— INSTRUCTIONS TO FOLLOW —
Go through the data below. List every line that holds the word "panels".

Figure content listings:

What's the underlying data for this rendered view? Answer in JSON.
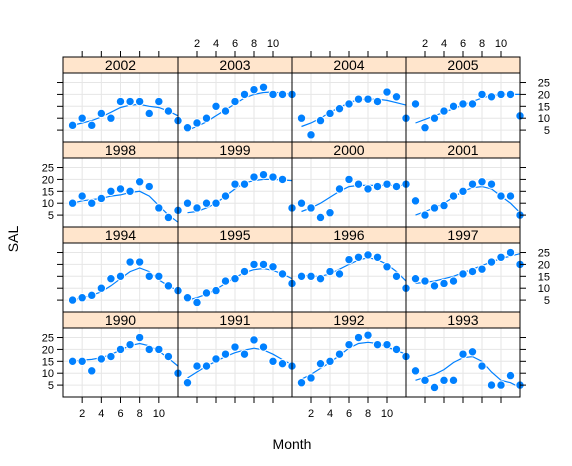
{
  "chart_data": {
    "type": "scatter",
    "layout": "lattice 4 columns x 4 rows, panels ordered bottom-left to top-right",
    "xlabel": "Month",
    "ylabel": "SAL",
    "xlim": [
      0,
      12
    ],
    "ylim": [
      0,
      29
    ],
    "x_ticks": [
      2,
      4,
      6,
      8,
      10
    ],
    "y_ticks": [
      5,
      10,
      15,
      20,
      25
    ],
    "grid": true,
    "smooth_line": true,
    "colors": {
      "points": "#0080ff",
      "point_outline": "#ffffff",
      "line": "#0080ff",
      "strip_fill": "#ffe5cc",
      "panel_border": "#000000",
      "grid": "#e6e6e6"
    },
    "panels": [
      {
        "year": "1990",
        "x": [
          1,
          2,
          3,
          4,
          5,
          6,
          7,
          8,
          9,
          10,
          11,
          12
        ],
        "y": [
          15,
          15,
          11,
          16,
          17,
          20,
          22,
          25,
          20,
          20,
          17,
          10
        ],
        "fit": [
          15,
          15.5,
          15.8,
          16.5,
          17.8,
          19.7,
          21.6,
          22.5,
          21.5,
          19.3,
          16.3,
          13
        ]
      },
      {
        "year": "1991",
        "x": [
          1,
          2,
          3,
          4,
          5,
          6,
          7,
          8,
          9,
          10,
          11,
          12
        ],
        "y": [
          6,
          13,
          13,
          16,
          18,
          21,
          18,
          24,
          21,
          15,
          14,
          13
        ],
        "fit": [
          8,
          10.5,
          13,
          15,
          17,
          18.6,
          19.7,
          20.5,
          19.8,
          18,
          15.7,
          13.5
        ]
      },
      {
        "year": "1992",
        "x": [
          1,
          2,
          3,
          4,
          5,
          6,
          7,
          8,
          9,
          10,
          11,
          12
        ],
        "y": [
          6,
          8,
          14,
          15,
          18,
          22,
          25,
          26,
          22,
          22,
          20,
          17
        ],
        "fit": [
          7.5,
          9.5,
          12,
          14.5,
          17.5,
          20.5,
          22.5,
          23,
          22.5,
          21,
          19.5,
          18
        ]
      },
      {
        "year": "1993",
        "x": [
          1,
          2,
          3,
          4,
          5,
          6,
          7,
          8,
          9,
          10,
          11,
          12
        ],
        "y": [
          11,
          7,
          4,
          7,
          7,
          18,
          19,
          13,
          5,
          5,
          9,
          5
        ],
        "fit": [
          7,
          8.3,
          9.5,
          11.5,
          14.5,
          16.5,
          17,
          15,
          10.5,
          7,
          6,
          4
        ]
      },
      {
        "year": "1994",
        "x": [
          1,
          2,
          3,
          4,
          5,
          6,
          7,
          8,
          9,
          10,
          11,
          12
        ],
        "y": [
          5,
          6,
          7,
          10,
          14,
          15,
          21,
          21,
          15,
          15,
          11,
          9
        ],
        "fit": [
          5,
          6,
          7,
          8.5,
          11,
          14,
          17,
          18.5,
          17,
          13.5,
          11,
          9
        ]
      },
      {
        "year": "1995",
        "x": [
          1,
          2,
          3,
          4,
          5,
          6,
          7,
          8,
          9,
          10,
          11,
          12
        ],
        "y": [
          6,
          4,
          8,
          9,
          13,
          14,
          17,
          20,
          20,
          19,
          16,
          12
        ],
        "fit": [
          5,
          6,
          7.5,
          9.5,
          12,
          14.5,
          16.5,
          17.8,
          18.3,
          17.5,
          16,
          14
        ]
      },
      {
        "year": "1996",
        "x": [
          1,
          2,
          3,
          4,
          5,
          6,
          7,
          8,
          9,
          10,
          11,
          12
        ],
        "y": [
          15,
          15,
          14,
          17,
          16,
          22,
          23,
          24,
          23,
          19,
          15,
          10
        ],
        "fit": [
          15.5,
          15,
          15,
          16,
          18,
          20,
          21.8,
          22.8,
          22,
          20,
          17,
          13
        ]
      },
      {
        "year": "1997",
        "x": [
          1,
          2,
          3,
          4,
          5,
          6,
          7,
          8,
          9,
          10,
          11,
          12
        ],
        "y": [
          14,
          13,
          11,
          12,
          13,
          16,
          17,
          18,
          21,
          23,
          25,
          20
        ],
        "fit": [
          12,
          12.5,
          13,
          14,
          15,
          16.5,
          18,
          19.5,
          21,
          22.5,
          23.5,
          24.5
        ]
      },
      {
        "year": "1998",
        "x": [
          1,
          2,
          3,
          4,
          5,
          6,
          7,
          8,
          9,
          10,
          11,
          12
        ],
        "y": [
          10,
          13,
          10,
          12,
          15,
          16,
          15,
          19,
          17,
          8,
          4,
          7
        ],
        "fit": [
          10,
          11,
          11.5,
          12,
          13,
          13.5,
          14.5,
          15,
          13,
          9,
          5,
          2
        ]
      },
      {
        "year": "1999",
        "x": [
          1,
          2,
          3,
          4,
          5,
          6,
          7,
          8,
          9,
          10,
          11,
          12
        ],
        "y": [
          10,
          8,
          10,
          10,
          13,
          18,
          18,
          21,
          22,
          21,
          20,
          8
        ],
        "fit": [
          6,
          6.5,
          8,
          10,
          13,
          16,
          18.5,
          19.5,
          20,
          20,
          19.8,
          19.5
        ]
      },
      {
        "year": "2000",
        "x": [
          1,
          2,
          3,
          4,
          5,
          6,
          7,
          8,
          9,
          10,
          11,
          12
        ],
        "y": [
          10,
          8,
          4,
          6,
          16,
          20,
          18,
          16,
          17,
          18,
          17,
          18
        ],
        "fit": [
          6.5,
          8,
          10,
          12.5,
          15,
          17,
          17.5,
          17.5,
          17.5,
          17.5,
          17.5,
          17.5
        ]
      },
      {
        "year": "2001",
        "x": [
          1,
          2,
          3,
          4,
          5,
          6,
          7,
          8,
          9,
          10,
          11,
          12
        ],
        "y": [
          11,
          5,
          8,
          9,
          13,
          15,
          18,
          19,
          18,
          13,
          13,
          5
        ],
        "fit": [
          5,
          6.5,
          8,
          10,
          12.5,
          15,
          16.5,
          17,
          16,
          13,
          10,
          6
        ]
      },
      {
        "year": "2002",
        "x": [
          1,
          2,
          3,
          4,
          5,
          6,
          7,
          8,
          9,
          10,
          11,
          12
        ],
        "y": [
          7,
          10,
          7,
          12,
          10,
          17,
          17,
          17,
          12,
          17,
          13,
          9
        ],
        "fit": [
          7,
          8,
          9,
          10.5,
          12.5,
          14.5,
          15.5,
          15.8,
          15,
          14.5,
          13,
          11
        ]
      },
      {
        "year": "2003",
        "x": [
          1,
          2,
          3,
          4,
          5,
          6,
          7,
          8,
          9,
          10,
          11,
          12
        ],
        "y": [
          6,
          8,
          10,
          15,
          13,
          17,
          20,
          22,
          23,
          20,
          20,
          20
        ],
        "fit": [
          5,
          6.5,
          8.5,
          11,
          13.5,
          16,
          18.5,
          20,
          20.8,
          21,
          20.5,
          20
        ]
      },
      {
        "year": "2004",
        "x": [
          1,
          2,
          3,
          4,
          5,
          6,
          7,
          8,
          9,
          10,
          11,
          12
        ],
        "y": [
          10,
          3,
          9,
          12,
          14,
          16,
          18,
          18,
          17,
          21,
          19,
          10
        ],
        "fit": [
          6.5,
          8,
          10,
          12.5,
          14.5,
          16.5,
          17.8,
          18,
          18,
          17.5,
          16.5,
          15.5
        ]
      },
      {
        "year": "2005",
        "x": [
          1,
          2,
          3,
          4,
          5,
          6,
          7,
          8,
          9,
          10,
          11,
          12
        ],
        "y": [
          16,
          6,
          10,
          13,
          15,
          16,
          16,
          20,
          19,
          20,
          20,
          11
        ],
        "fit": [
          8,
          9.5,
          11,
          12.5,
          14,
          15.5,
          17,
          18.5,
          19.5,
          20,
          20,
          20
        ]
      }
    ]
  }
}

— EXERCISE SOLUTION —
    "layout": "lattice 4 columns x 4 rows, panels ordered bottom-left to top-right",
    "panels": [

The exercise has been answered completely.